> INPUT MATERIAL
========

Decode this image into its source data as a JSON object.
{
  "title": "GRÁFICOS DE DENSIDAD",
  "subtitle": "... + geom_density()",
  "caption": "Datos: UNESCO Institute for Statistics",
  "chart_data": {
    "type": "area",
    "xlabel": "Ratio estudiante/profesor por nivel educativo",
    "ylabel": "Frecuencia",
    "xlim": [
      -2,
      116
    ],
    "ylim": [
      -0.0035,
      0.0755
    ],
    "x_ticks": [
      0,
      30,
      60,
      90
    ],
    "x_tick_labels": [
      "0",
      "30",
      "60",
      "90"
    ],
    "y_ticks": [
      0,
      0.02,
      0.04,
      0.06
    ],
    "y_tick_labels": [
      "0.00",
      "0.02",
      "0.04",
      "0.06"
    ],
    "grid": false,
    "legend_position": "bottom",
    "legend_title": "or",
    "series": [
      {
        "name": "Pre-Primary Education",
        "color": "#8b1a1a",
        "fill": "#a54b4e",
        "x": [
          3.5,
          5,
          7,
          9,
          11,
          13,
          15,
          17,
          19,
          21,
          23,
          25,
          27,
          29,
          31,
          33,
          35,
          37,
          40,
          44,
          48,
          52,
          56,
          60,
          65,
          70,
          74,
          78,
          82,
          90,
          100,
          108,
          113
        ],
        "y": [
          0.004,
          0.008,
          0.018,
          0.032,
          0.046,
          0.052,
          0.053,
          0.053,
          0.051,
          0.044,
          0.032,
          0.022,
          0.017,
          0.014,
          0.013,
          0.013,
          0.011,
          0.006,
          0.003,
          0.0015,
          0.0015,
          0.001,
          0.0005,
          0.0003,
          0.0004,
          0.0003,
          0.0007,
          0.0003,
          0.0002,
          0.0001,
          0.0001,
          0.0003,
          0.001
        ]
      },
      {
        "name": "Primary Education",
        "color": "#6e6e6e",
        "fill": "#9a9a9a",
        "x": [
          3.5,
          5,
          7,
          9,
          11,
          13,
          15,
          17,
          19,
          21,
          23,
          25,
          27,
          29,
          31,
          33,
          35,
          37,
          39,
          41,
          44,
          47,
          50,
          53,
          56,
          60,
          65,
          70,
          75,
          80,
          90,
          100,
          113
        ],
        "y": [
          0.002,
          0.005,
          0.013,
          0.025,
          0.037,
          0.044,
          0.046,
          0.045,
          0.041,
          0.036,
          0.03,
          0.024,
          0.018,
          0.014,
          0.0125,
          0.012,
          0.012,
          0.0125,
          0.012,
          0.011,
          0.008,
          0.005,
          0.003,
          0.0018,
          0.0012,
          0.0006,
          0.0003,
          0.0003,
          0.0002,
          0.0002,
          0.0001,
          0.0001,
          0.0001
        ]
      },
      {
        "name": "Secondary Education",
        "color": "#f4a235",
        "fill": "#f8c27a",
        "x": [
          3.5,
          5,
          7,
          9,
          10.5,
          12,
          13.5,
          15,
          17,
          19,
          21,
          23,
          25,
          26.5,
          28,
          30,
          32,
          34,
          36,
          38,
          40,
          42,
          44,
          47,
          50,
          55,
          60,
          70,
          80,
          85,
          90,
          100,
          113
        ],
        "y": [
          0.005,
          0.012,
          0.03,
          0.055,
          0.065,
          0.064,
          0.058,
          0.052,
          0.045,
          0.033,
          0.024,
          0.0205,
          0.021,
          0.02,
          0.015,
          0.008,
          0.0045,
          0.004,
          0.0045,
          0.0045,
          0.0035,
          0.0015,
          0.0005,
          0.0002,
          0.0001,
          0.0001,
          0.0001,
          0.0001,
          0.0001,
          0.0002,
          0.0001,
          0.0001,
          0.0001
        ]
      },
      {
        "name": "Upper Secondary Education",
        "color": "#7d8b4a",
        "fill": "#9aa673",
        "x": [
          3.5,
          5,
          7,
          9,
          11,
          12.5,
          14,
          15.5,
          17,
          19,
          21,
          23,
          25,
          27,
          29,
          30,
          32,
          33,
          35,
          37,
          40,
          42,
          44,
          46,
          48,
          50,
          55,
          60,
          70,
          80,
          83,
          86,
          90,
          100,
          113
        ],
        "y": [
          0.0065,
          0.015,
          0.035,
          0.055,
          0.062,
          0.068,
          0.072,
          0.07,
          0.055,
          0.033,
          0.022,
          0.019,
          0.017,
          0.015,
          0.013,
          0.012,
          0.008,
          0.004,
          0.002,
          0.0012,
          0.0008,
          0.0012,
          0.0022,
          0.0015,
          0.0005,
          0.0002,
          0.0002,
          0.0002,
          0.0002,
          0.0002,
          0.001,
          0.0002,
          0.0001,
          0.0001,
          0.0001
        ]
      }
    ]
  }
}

========

> TASK INSTRUCTIONS
Reproduce every line of the data verbatim.

> EXPECTED ANSWER
Decode this image into its source data as a JSON object.
{
  "title": "GRÁFICOS DE DENSIDAD",
  "subtitle": "... + geom_density()",
  "caption": "Datos: UNESCO Institute for Statistics",
  "chart_data": {
    "type": "area",
    "xlabel": "Ratio estudiante/profesor por nivel educativo",
    "ylabel": "Frecuencia",
    "xlim": [
      -2,
      116
    ],
    "ylim": [
      -0.0035,
      0.0755
    ],
    "x_ticks": [
      0,
      30,
      60,
      90
    ],
    "x_tick_labels": [
      "0",
      "30",
      "60",
      "90"
    ],
    "y_ticks": [
      0,
      0.02,
      0.04,
      0.06
    ],
    "y_tick_labels": [
      "0.00",
      "0.02",
      "0.04",
      "0.06"
    ],
    "grid": false,
    "legend_position": "bottom",
    "legend_title": "or",
    "series": [
      {
        "name": "Pre-Primary Education",
        "color": "#8b1a1a",
        "fill": "#a54b4e",
        "x": [
          3.5,
          5,
          7,
          9,
          11,
          13,
          15,
          17,
          19,
          21,
          23,
          25,
          27,
          29,
          31,
          33,
          35,
          37,
          40,
          44,
          48,
          52,
          56,
          60,
          65,
          70,
          74,
          78,
          82,
          90,
          100,
          108,
          113
        ],
        "y": [
          0.004,
          0.008,
          0.018,
          0.032,
          0.046,
          0.052,
          0.053,
          0.053,
          0.051,
          0.044,
          0.032,
          0.022,
          0.017,
          0.014,
          0.013,
          0.013,
          0.011,
          0.006,
          0.003,
          0.0015,
          0.0015,
          0.001,
          0.0005,
          0.0003,
          0.0004,
          0.0003,
          0.0007,
          0.0003,
          0.0002,
          0.0001,
          0.0001,
          0.0003,
          0.001
        ]
      },
      {
        "name": "Primary Education",
        "color": "#6e6e6e",
        "fill": "#9a9a9a",
        "x": [
          3.5,
          5,
          7,
          9,
          11,
          13,
          15,
          17,
          19,
          21,
          23,
          25,
          27,
          29,
          31,
          33,
          35,
          37,
          39,
          41,
          44,
          47,
          50,
          53,
          56,
          60,
          65,
          70,
          75,
          80,
          90,
          100,
          113
        ],
        "y": [
          0.002,
          0.005,
          0.013,
          0.025,
          0.037,
          0.044,
          0.046,
          0.045,
          0.041,
          0.036,
          0.03,
          0.024,
          0.018,
          0.014,
          0.0125,
          0.012,
          0.012,
          0.0125,
          0.012,
          0.011,
          0.008,
          0.005,
          0.003,
          0.0018,
          0.0012,
          0.0006,
          0.0003,
          0.0003,
          0.0002,
          0.0002,
          0.0001,
          0.0001,
          0.0001
        ]
      },
      {
        "name": "Secondary Education",
        "color": "#f4a235",
        "fill": "#f8c27a",
        "x": [
          3.5,
          5,
          7,
          9,
          10.5,
          12,
          13.5,
          15,
          17,
          19,
          21,
          23,
          25,
          26.5,
          28,
          30,
          32,
          34,
          36,
          38,
          40,
          42,
          44,
          47,
          50,
          55,
          60,
          70,
          80,
          85,
          90,
          100,
          113
        ],
        "y": [
          0.005,
          0.012,
          0.03,
          0.055,
          0.065,
          0.064,
          0.058,
          0.052,
          0.045,
          0.033,
          0.024,
          0.0205,
          0.021,
          0.02,
          0.015,
          0.008,
          0.0045,
          0.004,
          0.0045,
          0.0045,
          0.0035,
          0.0015,
          0.0005,
          0.0002,
          0.0001,
          0.0001,
          0.0001,
          0.0001,
          0.0001,
          0.0002,
          0.0001,
          0.0001,
          0.0001
        ]
      },
      {
        "name": "Upper Secondary Education",
        "color": "#7d8b4a",
        "fill": "#9aa673",
        "x": [
          3.5,
          5,
          7,
          9,
          11,
          12.5,
          14,
          15.5,
          17,
          19,
          21,
          23,
          25,
          27,
          29,
          30,
          32,
          33,
          35,
          37,
          40,
          42,
          44,
          46,
          48,
          50,
          55,
          60,
          70,
          80,
          83,
          86,
          90,
          100,
          113
        ],
        "y": [
          0.0065,
          0.015,
          0.035,
          0.055,
          0.062,
          0.068,
          0.072,
          0.07,
          0.055,
          0.033,
          0.022,
          0.019,
          0.017,
          0.015,
          0.013,
          0.012,
          0.008,
          0.004,
          0.002,
          0.0012,
          0.0008,
          0.0012,
          0.0022,
          0.0015,
          0.0005,
          0.0002,
          0.0002,
          0.0002,
          0.0002,
          0.0002,
          0.001,
          0.0002,
          0.0001,
          0.0001,
          0.0001
        ]
      }
    ]
  }
}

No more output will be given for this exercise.